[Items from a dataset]
######
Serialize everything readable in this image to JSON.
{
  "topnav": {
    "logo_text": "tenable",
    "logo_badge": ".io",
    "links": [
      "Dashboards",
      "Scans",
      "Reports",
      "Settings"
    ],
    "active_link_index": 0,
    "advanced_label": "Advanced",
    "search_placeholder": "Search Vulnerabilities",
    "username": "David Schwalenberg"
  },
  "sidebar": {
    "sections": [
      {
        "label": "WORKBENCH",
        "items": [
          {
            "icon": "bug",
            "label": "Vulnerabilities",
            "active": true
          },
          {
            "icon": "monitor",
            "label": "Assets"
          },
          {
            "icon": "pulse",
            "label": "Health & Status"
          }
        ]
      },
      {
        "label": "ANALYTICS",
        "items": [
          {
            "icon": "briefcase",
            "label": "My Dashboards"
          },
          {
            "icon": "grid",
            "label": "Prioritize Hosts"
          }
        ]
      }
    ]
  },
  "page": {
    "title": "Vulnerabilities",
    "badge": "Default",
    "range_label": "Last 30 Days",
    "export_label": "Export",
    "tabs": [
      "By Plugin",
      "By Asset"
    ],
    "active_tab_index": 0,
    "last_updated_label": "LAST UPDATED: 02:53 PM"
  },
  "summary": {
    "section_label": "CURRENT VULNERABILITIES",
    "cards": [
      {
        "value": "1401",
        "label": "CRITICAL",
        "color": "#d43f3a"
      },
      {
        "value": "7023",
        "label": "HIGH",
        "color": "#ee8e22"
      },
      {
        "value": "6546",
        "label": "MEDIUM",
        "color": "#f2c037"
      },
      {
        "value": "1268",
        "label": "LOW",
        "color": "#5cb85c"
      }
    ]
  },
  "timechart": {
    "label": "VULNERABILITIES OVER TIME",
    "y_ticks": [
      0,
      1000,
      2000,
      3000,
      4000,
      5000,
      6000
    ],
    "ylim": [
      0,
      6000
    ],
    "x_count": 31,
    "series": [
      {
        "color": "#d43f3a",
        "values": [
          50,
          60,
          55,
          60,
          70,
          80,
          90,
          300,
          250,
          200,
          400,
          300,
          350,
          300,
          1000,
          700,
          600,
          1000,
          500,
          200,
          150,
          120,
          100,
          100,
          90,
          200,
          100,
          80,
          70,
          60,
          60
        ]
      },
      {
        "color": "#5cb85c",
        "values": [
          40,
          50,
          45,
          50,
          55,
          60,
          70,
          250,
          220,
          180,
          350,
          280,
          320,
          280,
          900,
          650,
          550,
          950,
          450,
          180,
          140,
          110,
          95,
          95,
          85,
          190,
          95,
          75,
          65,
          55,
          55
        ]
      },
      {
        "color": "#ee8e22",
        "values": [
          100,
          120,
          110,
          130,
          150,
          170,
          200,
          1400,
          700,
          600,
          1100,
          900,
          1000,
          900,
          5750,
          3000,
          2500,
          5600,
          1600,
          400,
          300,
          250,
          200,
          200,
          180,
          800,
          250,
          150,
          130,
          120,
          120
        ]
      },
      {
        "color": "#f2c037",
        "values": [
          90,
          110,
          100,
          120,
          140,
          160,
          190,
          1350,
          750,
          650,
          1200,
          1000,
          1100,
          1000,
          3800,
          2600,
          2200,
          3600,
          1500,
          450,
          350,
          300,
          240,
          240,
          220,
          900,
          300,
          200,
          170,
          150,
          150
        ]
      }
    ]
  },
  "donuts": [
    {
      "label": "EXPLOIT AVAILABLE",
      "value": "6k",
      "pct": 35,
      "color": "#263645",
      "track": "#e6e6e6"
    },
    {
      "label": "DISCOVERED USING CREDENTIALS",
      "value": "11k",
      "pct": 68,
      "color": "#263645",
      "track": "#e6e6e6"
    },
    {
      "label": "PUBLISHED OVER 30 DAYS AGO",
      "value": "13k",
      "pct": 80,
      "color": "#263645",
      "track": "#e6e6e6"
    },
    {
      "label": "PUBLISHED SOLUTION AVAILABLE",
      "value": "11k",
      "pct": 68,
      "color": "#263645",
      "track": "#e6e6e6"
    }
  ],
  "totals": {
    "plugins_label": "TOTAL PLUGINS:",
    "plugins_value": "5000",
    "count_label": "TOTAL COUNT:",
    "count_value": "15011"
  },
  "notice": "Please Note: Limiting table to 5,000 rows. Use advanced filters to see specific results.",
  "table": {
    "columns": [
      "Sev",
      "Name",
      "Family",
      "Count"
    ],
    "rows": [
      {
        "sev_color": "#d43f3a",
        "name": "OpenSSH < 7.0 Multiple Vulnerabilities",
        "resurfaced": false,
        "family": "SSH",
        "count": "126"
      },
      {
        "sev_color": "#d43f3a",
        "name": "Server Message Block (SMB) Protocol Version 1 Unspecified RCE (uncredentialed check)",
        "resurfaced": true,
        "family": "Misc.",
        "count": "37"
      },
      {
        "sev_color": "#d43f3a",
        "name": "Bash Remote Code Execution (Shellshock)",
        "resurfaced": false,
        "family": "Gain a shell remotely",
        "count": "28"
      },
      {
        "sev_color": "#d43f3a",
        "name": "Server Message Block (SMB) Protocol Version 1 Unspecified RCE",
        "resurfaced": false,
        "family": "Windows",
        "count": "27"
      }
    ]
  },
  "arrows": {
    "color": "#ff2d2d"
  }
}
######
• [REQUEST] Retype the records in full. Keep every line identical to the original.

• [THE SOLUTION]
Serialize everything readable in this image to JSON.
{
  "topnav": {
    "logo_text": "tenable",
    "logo_badge": ".io",
    "links": [
      "Dashboards",
      "Scans",
      "Reports",
      "Settings"
    ],
    "active_link_index": 0,
    "advanced_label": "Advanced",
    "search_placeholder": "Search Vulnerabilities",
    "username": "David Schwalenberg"
  },
  "sidebar": {
    "sections": [
      {
        "label": "WORKBENCH",
        "items": [
          {
            "icon": "bug",
            "label": "Vulnerabilities",
            "active": true
          },
          {
            "icon": "monitor",
            "label": "Assets"
          },
          {
            "icon": "pulse",
            "label": "Health & Status"
          }
        ]
      },
      {
        "label": "ANALYTICS",
        "items": [
          {
            "icon": "briefcase",
            "label": "My Dashboards"
          },
          {
            "icon": "grid",
            "label": "Prioritize Hosts"
          }
        ]
      }
    ]
  },
  "page": {
    "title": "Vulnerabilities",
    "badge": "Default",
    "range_label": "Last 30 Days",
    "export_label": "Export",
    "tabs": [
      "By Plugin",
      "By Asset"
    ],
    "active_tab_index": 0,
    "last_updated_label": "LAST UPDATED: 02:53 PM"
  },
  "summary": {
    "section_label": "CURRENT VULNERABILITIES",
    "cards": [
      {
        "value": "1401",
        "label": "CRITICAL",
        "color": "#d43f3a"
      },
      {
        "value": "7023",
        "label": "HIGH",
        "color": "#ee8e22"
      },
      {
        "value": "6546",
        "label": "MEDIUM",
        "color": "#f2c037"
      },
      {
        "value": "1268",
        "label": "LOW",
        "color": "#5cb85c"
      }
    ]
  },
  "timechart": {
    "label": "VULNERABILITIES OVER TIME",
    "y_ticks": [
      0,
      1000,
      2000,
      3000,
      4000,
      5000,
      6000
    ],
    "ylim": [
      0,
      6000
    ],
    "x_count": 31,
    "series": [
      {
        "color": "#d43f3a",
        "values": [
          50,
          60,
          55,
          60,
          70,
          80,
          90,
          300,
          250,
          200,
          400,
          300,
          350,
          300,
          1000,
          700,
          600,
          1000,
          500,
          200,
          150,
          120,
          100,
          100,
          90,
          200,
          100,
          80,
          70,
          60,
          60
        ]
      },
      {
        "color": "#5cb85c",
        "values": [
          40,
          50,
          45,
          50,
          55,
          60,
          70,
          250,
          220,
          180,
          350,
          280,
          320,
          280,
          900,
          650,
          550,
          950,
          450,
          180,
          140,
          110,
          95,
          95,
          85,
          190,
          95,
          75,
          65,
          55,
          55
        ]
      },
      {
        "color": "#ee8e22",
        "values": [
          100,
          120,
          110,
          130,
          150,
          170,
          200,
          1400,
          700,
          600,
          1100,
          900,
          1000,
          900,
          5750,
          3000,
          2500,
          5600,
          1600,
          400,
          300,
          250,
          200,
          200,
          180,
          800,
          250,
          150,
          130,
          120,
          120
        ]
      },
      {
        "color": "#f2c037",
        "values": [
          90,
          110,
          100,
          120,
          140,
          160,
          190,
          1350,
          750,
          650,
          1200,
          1000,
          1100,
          1000,
          3800,
          2600,
          2200,
          3600,
          1500,
          450,
          350,
          300,
          240,
          240,
          220,
          900,
          300,
          200,
          170,
          150,
          150
        ]
      }
    ]
  },
  "donuts": [
    {
      "label": "EXPLOIT AVAILABLE",
      "value": "6k",
      "pct": 35,
      "color": "#263645",
      "track": "#e6e6e6"
    },
    {
      "label": "DISCOVERED USING CREDENTIALS",
      "value": "11k",
      "pct": 68,
      "color": "#263645",
      "track": "#e6e6e6"
    },
    {
      "label": "PUBLISHED OVER 30 DAYS AGO",
      "value": "13k",
      "pct": 80,
      "color": "#263645",
      "track": "#e6e6e6"
    },
    {
      "label": "PUBLISHED SOLUTION AVAILABLE",
      "value": "11k",
      "pct": 68,
      "color": "#263645",
      "track": "#e6e6e6"
    }
  ],
  "totals": {
    "plugins_label": "TOTAL PLUGINS:",
    "plugins_value": "5000",
    "count_label": "TOTAL COUNT:",
    "count_value": "15011"
  },
  "notice": "Please Note: Limiting table to 5,000 rows. Use advanced filters to see specific results.",
  "table": {
    "columns": [
      "Sev",
      "Name",
      "Family",
      "Count"
    ],
    "rows": [
      {
        "sev_color": "#d43f3a",
        "name": "OpenSSH < 7.0 Multiple Vulnerabilities",
        "resurfaced": false,
        "family": "SSH",
        "count": "126"
      },
      {
        "sev_color": "#d43f3a",
        "name": "Server Message Block (SMB) Protocol Version 1 Unspecified RCE (uncredentialed check)",
        "resurfaced": true,
        "family": "Misc.",
        "count": "37"
      },
      {
        "sev_color": "#d43f3a",
        "name": "Bash Remote Code Execution (Shellshock)",
        "resurfaced": false,
        "family": "Gain a shell remotely",
        "count": "28"
      },
      {
        "sev_color": "#d43f3a",
        "name": "Server Message Block (SMB) Protocol Version 1 Unspecified RCE",
        "resurfaced": false,
        "family": "Windows",
        "count": "27"
      }
    ]
  },
  "arrows": {
    "color": "#ff2d2d"
  }
}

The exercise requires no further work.